# START OF DATA FOR PROCESSING
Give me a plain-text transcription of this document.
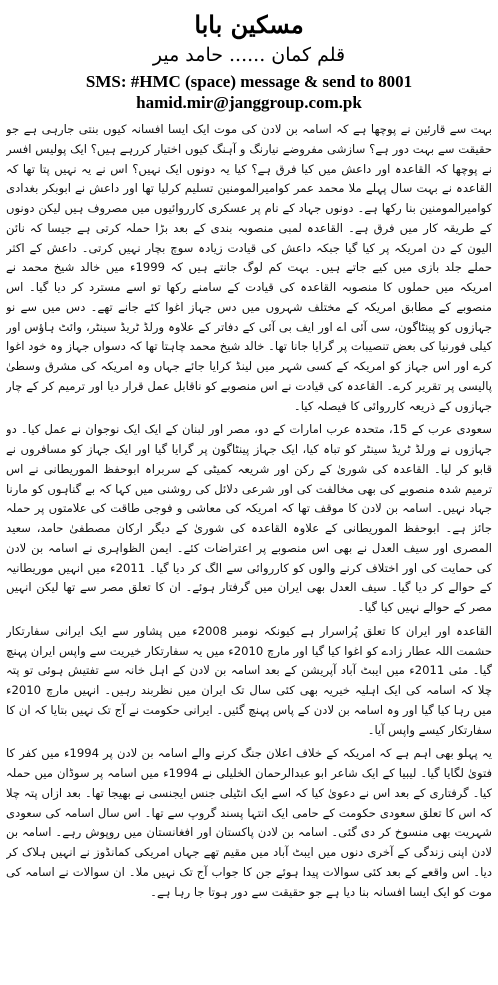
مسکین بابا
قلم کمان ...... حامد میر
SMS: #HMC (space) message & send to 8001
hamid.mir@janggroup.com.pk

بہت سے قارئین نے پوچھا ہے کہ اسامہ بن لادن کی موت ایک ایسا افسانہ کیوں بنتی جارہی ہے جو حقیقت سے بہت دور ہے؟ سازشی مفروضے نیارنگ و آہنگ کیوں اختیار کررہے ہیں؟ ایک پولیس افسر نے پوچھا کہ القاعدہ اور داعش میں کیا فرق ہے؟ کیا یہ دونوں ایک نہیں؟ اس نے یہ نہیں پتا تھا کہ القاعدہ نے بہت سال پہلے ملا محمد عمر کوامیرالمومنین تسلیم کرلیا تھا اور داعش نے ابوبکر بغدادی کوامیرالمومنین بنا رکھا ہے۔ دونوں جہاد کے نام پر عسکری کارروائیوں میں مصروف ہیں لیکن دونوں کے طریقہ کار میں فرق ہے۔ القاعدہ لمبی منصوبہ بندی کے بعد بڑا حملہ کرتی ہے جیسا کہ نائن الیون کے دن امریکہ پر کیا گیا جبکہ داعش کی قیادت زیادہ سوچ بچار نہیں کرتی۔ داعش کے اکثر حملے جلد بازی میں کیے جاتے ہیں۔ بہت کم لوگ جانتے ہیں کہ 1999ء میں خالد شیخ محمد نے امریکہ میں حملوں کا منصوبہ القاعدہ کی قیادت کے سامنے رکھا تو اسے مسترد کر دیا گیا۔ اس منصوبے کے مطابق امریکہ کے مختلف شہروں میں دس جہاز اغوا کئے جانے تھے۔ دس میں سے نو جہازوں کو پینٹاگون، سی آئی اے اور ایف بی آئی کے دفاتر کے علاوہ ورلڈ ٹریڈ سینٹر، وائٹ ہاؤس اور کیلی فورنیا کی بعض تنصیبات پر گرایا جانا تھا۔ خالد شیخ محمد چاہتا تھا کہ دسواں جہاز وہ خود اغوا کرے اور اس جہاز کو امریکہ کے کسی شہر میں لینڈ کرایا جائے جہاں وہ امریکہ کی مشرق وسطیٰ پالیسی پر تقریر کرے۔ القاعدہ کی قیادت نے اس منصوبے کو ناقابل عمل قرار دیا اور ترمیم کر کے چار جہازوں کے ذریعہ کارروائی کا فیصلہ کیا۔

سعودی عرب کے 15، متحدہ عرب امارات کے دو، مصر اور لبنان کے ایک ایک نوجوان نے عمل کیا۔ دو جہازوں نے ورلڈ ٹریڈ سینٹر کو تباہ کیا، ایک جہاز پینٹاگون پر گرایا گیا اور ایک جہاز کو مسافروں نے قابو کر لیا۔ القاعدہ کی شوریٰ کے رکن اور شریعہ کمیٹی کے سربراہ ابوحفظ الموریطانی نے اس ترمیم شدہ منصوبے کی بھی مخالفت کی اور شرعی دلائل کی روشنی میں کہا کہ بے گناہوں کو مارنا جہاد نہیں۔ اسامہ بن لادن کا موقف تھا کہ امریکہ کی معاشی و فوجی طاقت کی علامتوں پر حملہ جائز ہے۔ ابوحفظ الموریطانی کے علاوہ القاعدہ کی شوریٰ کے دیگر ارکان مصطفیٰ حامد، سعید المصری اور سیف العدل نے بھی اس منصوبے پر اعتراضات کئے۔ ایمن الظواہری نے اسامہ بن لادن کی حمایت کی اور اختلاف کرنے والوں کو کارروائی سے الگ کر دیا گیا۔ 2011ء میں انہیں موریطانیہ کے حوالے کر دیا گیا۔ سیف العدل بھی ایران میں گرفتار ہوئے۔ ان کا تعلق مصر سے تھا لیکن انہیں مصر کے حوالے نہیں کیا گیا۔

القاعدہ اور ایران کا تعلق پُراسرار ہے کیونکہ نومبر 2008ء میں پشاور سے ایک ایرانی سفارتکار حشمت اللہ عطار زادے کو اغوا کیا گیا اور مارچ 2010ء میں یہ سفارتکار خیریت سے واپس ایران پہنچ گیا۔ مئی 2011ء میں ایبٹ آباد آپریشن کے بعد اسامہ بن لادن کے اہل خانہ سے تفتیش ہوئی تو پتہ چلا کہ اسامہ کی ایک اہلیہ خیریہ بھی کئی سال تک ایران میں نظربند رہیں۔ انہیں مارچ 2010ء میں رہا کیا گیا اور وہ اسامہ بن لادن کے پاس پہنچ گئیں۔ ایرانی حکومت نے آج تک نہیں بتایا کہ ان کا سفارتکار کیسے واپس آیا۔

یہ پہلو بھی اہم ہے کہ امریکہ کے خلاف اعلان جنگ کرنے والے اسامہ بن لادن پر 1994ء میں کفر کا فتویٰ لگایا گیا۔ لیبیا کے ایک شاعر ابو عبدالرحمان الخلیلی نے 1994ء میں اسامہ پر سوڈان میں حملہ کیا۔ گرفتاری کے بعد اس نے دعویٰ کیا کہ اسے ایک انٹیلی جنس ایجنسی نے بھیجا تھا۔ بعد ازاں پتہ چلا کہ اس کا تعلق سعودی حکومت کے حامی ایک انتہا پسند گروپ سے تھا۔ اس سال اسامہ کی سعودی شہریت بھی منسوخ کر دی گئی۔ اسامہ بن لادن پاکستان اور افغانستان میں روپوش رہے۔ اسامہ بن لادن اپنی زندگی کے آخری دنوں میں ایبٹ آباد میں مقیم تھے جہاں امریکی کمانڈوز نے انہیں ہلاک کر دیا۔ اس واقعے کے بعد کئی سوالات پیدا ہوئے جن کا جواب آج تک نہیں ملا۔ ان سوالات نے اسامہ کی موت کو ایک ایسا افسانہ بنا دیا ہے جو حقیقت سے دور ہوتا جا رہا ہے۔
# END OF DATA FOR PROCESSING
▶ [GIVEN EXERCISE]: Scan the listing above and identify each line holding the string "ایران"; copy every such line.

▶ [SOLUTION TO THE PROBLEM]:
سعودی عرب کے 15، متحدہ عرب امارات کے دو، مصر اور لبنان کے ایک ایک نوجوان نے عمل کیا۔ دو جہازوں نے ورلڈ ٹریڈ سینٹر کو تباہ کیا، ایک جہاز پینٹاگون پر گرایا گیا اور ایک جہاز کو مسافروں نے قابو کر لیا۔ القاعدہ کی شوریٰ کے رکن اور شریعہ کمیٹی کے سربراہ ابوحفظ الموریطانی نے اس ترمیم شدہ منصوبے کی بھی مخالفت کی اور شرعی دلائل کی روشنی میں کہا کہ بے گناہوں کو مارنا جہاد نہیں۔ اسامہ بن لادن کا موقف تھا کہ امریکہ کی معاشی و فوجی طاقت کی علامتوں پر حملہ جائز ہے۔ ابوحفظ الموریطانی کے علاوہ القاعدہ کی شوریٰ کے دیگر ارکان مصطفیٰ حامد، سعید المصری اور سیف العدل نے بھی اس منصوبے پر اعتراضات کئے۔ ایمن الظواہری نے اسامہ بن لادن کی حمایت کی اور اختلاف کرنے والوں کو کارروائی سے الگ کر دیا گیا۔ 2011ء میں انہیں موریطانیہ کے حوالے کر دیا گیا۔ سیف العدل بھی ایران میں گرفتار ہوئے۔ ان کا تعلق مصر سے تھا لیکن انہیں مصر کے حوالے نہیں کیا گیا۔
القاعدہ اور ایران کا تعلق پُراسرار ہے کیونکہ نومبر 2008ء میں پشاور سے ایک ایرانی سفارتکار حشمت اللہ عطار زادے کو اغوا کیا گیا اور مارچ 2010ء میں یہ سفارتکار خیریت سے واپس ایران پہنچ گیا۔ مئی 2011ء میں ایبٹ آباد آپریشن کے بعد اسامہ بن لادن کے اہل خانہ سے تفتیش ہوئی تو پتہ چلا کہ اسامہ کی ایک اہلیہ خیریہ بھی کئی سال تک ایران میں نظربند رہیں۔ انہیں مارچ 2010ء میں رہا کیا گیا اور وہ اسامہ بن لادن کے پاس پہنچ گئیں۔ ایرانی حکومت نے آج تک نہیں بتایا کہ ان کا سفارتکار کیسے واپس آیا۔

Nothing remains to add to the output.